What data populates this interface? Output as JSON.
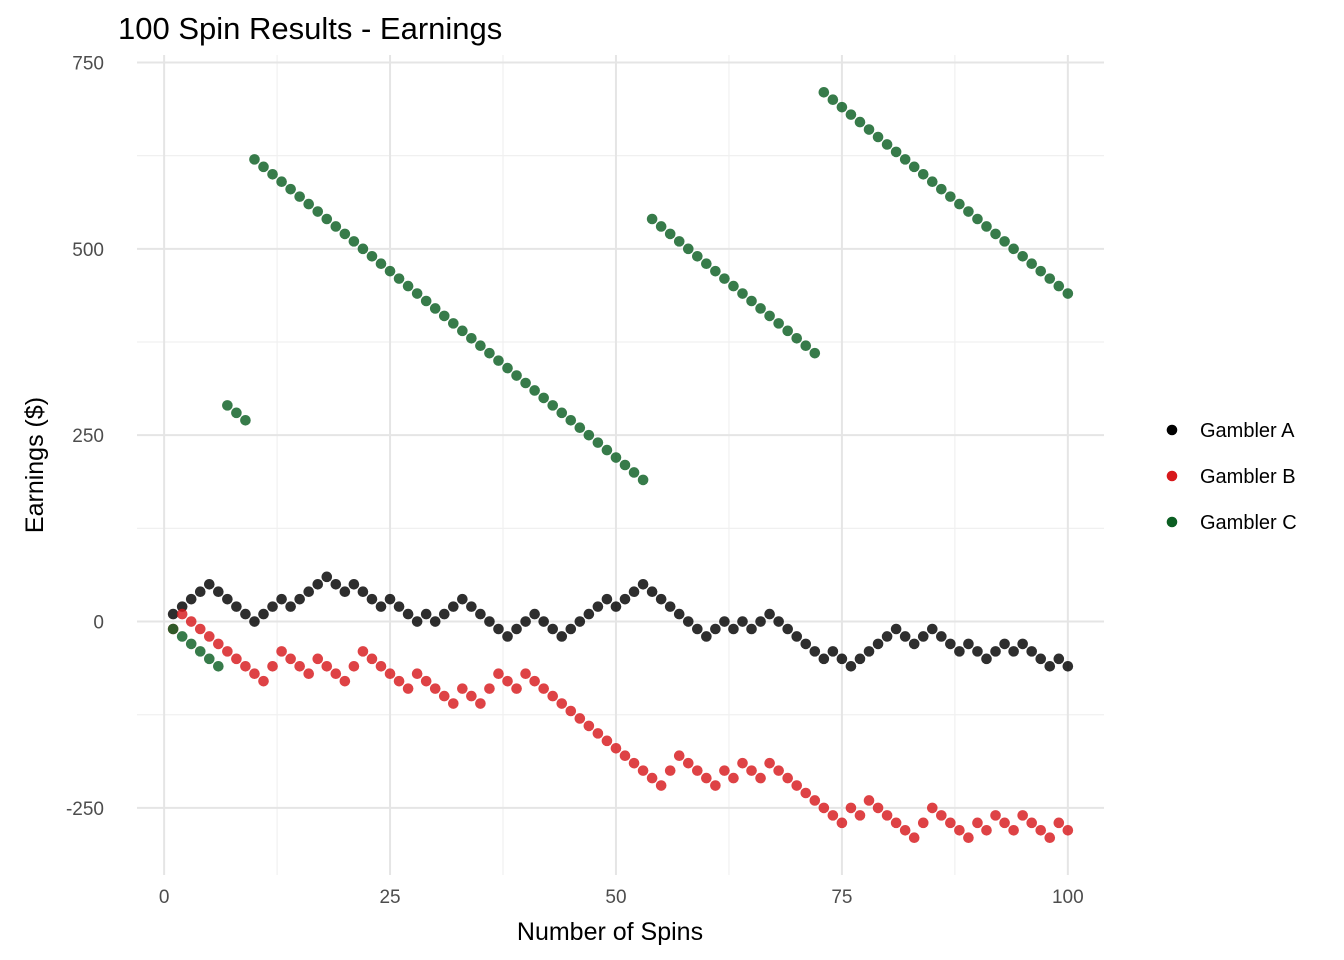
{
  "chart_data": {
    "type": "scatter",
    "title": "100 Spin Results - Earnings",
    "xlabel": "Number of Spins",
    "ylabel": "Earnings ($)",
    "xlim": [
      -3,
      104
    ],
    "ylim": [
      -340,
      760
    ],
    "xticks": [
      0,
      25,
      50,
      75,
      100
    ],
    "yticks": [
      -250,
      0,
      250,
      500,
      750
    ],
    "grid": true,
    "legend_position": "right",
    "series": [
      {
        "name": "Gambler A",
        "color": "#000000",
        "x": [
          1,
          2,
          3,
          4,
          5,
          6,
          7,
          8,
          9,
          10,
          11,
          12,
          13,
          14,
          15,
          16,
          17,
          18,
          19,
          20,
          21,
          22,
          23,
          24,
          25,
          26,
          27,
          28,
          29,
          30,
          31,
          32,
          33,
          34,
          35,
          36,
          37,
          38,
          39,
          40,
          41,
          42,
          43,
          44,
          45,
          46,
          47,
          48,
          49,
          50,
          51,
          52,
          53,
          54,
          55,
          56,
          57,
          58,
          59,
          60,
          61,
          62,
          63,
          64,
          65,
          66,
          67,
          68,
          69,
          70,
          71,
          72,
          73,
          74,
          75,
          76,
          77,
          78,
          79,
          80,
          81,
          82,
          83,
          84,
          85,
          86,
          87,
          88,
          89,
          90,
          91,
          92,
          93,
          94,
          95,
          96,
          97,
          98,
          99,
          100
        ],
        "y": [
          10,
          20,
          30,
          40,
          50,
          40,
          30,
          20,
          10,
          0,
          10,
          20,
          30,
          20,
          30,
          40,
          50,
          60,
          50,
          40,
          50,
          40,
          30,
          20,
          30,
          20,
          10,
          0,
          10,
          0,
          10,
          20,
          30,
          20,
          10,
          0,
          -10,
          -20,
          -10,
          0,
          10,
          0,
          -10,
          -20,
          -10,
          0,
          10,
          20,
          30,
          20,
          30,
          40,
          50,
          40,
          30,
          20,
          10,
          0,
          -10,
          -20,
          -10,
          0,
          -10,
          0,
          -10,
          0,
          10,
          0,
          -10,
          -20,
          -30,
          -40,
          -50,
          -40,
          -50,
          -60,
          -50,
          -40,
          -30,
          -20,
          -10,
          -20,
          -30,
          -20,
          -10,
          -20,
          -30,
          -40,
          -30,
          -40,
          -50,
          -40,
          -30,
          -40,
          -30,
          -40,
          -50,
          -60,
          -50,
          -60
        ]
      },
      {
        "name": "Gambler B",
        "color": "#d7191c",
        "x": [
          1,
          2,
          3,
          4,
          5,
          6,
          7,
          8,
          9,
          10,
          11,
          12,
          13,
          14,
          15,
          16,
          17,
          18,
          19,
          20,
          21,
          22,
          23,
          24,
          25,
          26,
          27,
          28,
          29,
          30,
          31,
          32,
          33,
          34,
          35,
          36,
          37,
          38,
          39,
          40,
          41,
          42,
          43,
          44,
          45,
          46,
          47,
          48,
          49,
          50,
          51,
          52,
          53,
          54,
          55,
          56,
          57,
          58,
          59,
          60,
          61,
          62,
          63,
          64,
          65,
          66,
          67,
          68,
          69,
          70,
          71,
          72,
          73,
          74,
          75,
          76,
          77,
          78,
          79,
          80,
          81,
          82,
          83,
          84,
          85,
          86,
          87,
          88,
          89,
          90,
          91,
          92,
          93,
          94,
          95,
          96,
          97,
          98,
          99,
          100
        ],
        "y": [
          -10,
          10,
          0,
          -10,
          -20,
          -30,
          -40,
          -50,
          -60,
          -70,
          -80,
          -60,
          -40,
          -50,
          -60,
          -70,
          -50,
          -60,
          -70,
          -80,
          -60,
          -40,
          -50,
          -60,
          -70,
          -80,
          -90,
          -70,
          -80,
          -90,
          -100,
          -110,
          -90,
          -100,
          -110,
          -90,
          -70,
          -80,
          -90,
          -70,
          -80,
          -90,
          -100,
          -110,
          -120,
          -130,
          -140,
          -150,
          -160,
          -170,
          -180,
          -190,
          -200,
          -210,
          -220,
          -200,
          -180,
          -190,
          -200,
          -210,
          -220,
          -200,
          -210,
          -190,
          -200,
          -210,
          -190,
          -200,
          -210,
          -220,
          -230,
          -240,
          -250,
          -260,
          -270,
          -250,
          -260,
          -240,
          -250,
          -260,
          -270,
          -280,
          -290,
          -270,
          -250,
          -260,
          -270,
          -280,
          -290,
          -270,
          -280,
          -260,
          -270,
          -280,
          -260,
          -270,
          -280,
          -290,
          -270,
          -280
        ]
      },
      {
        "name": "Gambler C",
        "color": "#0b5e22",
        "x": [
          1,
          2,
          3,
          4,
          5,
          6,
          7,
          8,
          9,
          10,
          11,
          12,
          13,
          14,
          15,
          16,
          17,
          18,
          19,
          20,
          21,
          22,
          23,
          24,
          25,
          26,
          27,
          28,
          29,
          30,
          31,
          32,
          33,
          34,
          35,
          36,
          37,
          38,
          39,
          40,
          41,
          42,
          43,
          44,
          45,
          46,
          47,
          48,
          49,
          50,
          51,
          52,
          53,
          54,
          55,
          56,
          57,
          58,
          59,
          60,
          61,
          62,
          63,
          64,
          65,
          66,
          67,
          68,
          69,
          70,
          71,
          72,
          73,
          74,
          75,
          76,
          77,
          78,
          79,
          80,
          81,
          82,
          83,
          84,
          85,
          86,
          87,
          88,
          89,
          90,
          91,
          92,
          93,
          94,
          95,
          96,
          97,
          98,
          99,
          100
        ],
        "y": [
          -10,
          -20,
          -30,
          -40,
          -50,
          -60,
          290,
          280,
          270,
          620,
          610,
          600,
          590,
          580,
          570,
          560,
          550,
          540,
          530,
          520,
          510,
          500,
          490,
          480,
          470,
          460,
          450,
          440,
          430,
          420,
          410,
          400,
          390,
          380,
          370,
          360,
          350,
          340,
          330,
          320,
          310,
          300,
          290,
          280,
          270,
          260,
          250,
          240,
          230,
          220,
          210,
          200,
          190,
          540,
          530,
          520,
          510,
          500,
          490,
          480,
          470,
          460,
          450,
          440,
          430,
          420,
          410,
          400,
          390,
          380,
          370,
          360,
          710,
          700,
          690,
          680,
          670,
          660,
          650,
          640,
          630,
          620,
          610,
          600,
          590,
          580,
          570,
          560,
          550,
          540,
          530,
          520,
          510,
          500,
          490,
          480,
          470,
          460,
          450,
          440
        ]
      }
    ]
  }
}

##############################

WHAT TO WORK ON ▸ Filter the records above for lines containing the word "name", and copy those lines.

RESPONSE FOR THIS EXERCISE ▸
        "name": "Gambler A",
        "name": "Gambler B",
        "name": "Gambler C",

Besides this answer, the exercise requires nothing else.